- Figure collection entries
++++

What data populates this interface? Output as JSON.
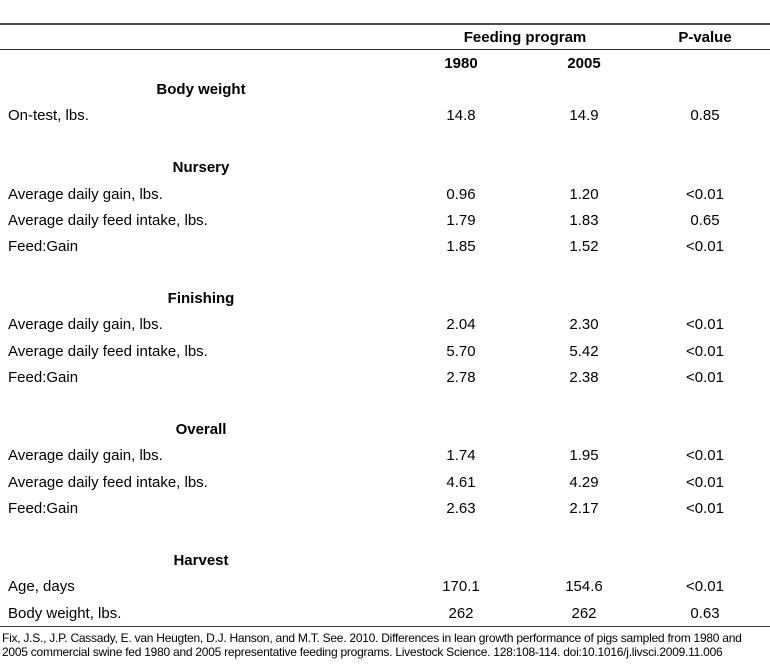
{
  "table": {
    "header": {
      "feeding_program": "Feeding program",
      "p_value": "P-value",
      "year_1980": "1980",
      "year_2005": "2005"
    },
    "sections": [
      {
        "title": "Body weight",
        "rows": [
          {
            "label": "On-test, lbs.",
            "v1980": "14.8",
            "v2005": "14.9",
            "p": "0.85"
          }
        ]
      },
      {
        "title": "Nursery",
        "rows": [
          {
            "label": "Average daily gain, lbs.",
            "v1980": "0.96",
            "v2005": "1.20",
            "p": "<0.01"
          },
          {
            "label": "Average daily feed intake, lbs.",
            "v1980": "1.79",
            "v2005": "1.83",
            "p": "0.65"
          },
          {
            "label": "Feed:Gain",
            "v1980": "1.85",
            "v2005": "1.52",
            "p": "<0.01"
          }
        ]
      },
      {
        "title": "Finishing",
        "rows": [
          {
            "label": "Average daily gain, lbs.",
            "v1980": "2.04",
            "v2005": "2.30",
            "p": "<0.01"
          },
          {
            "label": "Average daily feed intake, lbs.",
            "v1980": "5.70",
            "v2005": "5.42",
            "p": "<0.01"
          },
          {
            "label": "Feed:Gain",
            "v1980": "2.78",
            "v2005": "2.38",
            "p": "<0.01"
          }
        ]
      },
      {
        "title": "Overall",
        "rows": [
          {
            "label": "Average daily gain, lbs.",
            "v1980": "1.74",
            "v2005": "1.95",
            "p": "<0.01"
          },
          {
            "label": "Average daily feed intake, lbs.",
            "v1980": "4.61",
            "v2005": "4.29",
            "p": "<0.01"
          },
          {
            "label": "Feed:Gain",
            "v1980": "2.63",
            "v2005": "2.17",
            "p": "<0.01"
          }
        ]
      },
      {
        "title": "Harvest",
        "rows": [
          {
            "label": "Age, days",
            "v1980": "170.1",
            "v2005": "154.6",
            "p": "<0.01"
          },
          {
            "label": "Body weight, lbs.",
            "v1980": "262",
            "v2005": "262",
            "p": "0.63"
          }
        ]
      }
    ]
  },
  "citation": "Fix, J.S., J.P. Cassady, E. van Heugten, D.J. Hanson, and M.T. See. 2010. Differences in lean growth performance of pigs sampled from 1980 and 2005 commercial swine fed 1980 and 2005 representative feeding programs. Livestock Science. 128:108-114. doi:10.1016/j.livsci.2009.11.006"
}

++++

- THE TASK
Where a line above contains the string "Body", copy that line.

- TASK OUTPUT
        "title": "Body weight",
            "label": "Body weight, lbs.",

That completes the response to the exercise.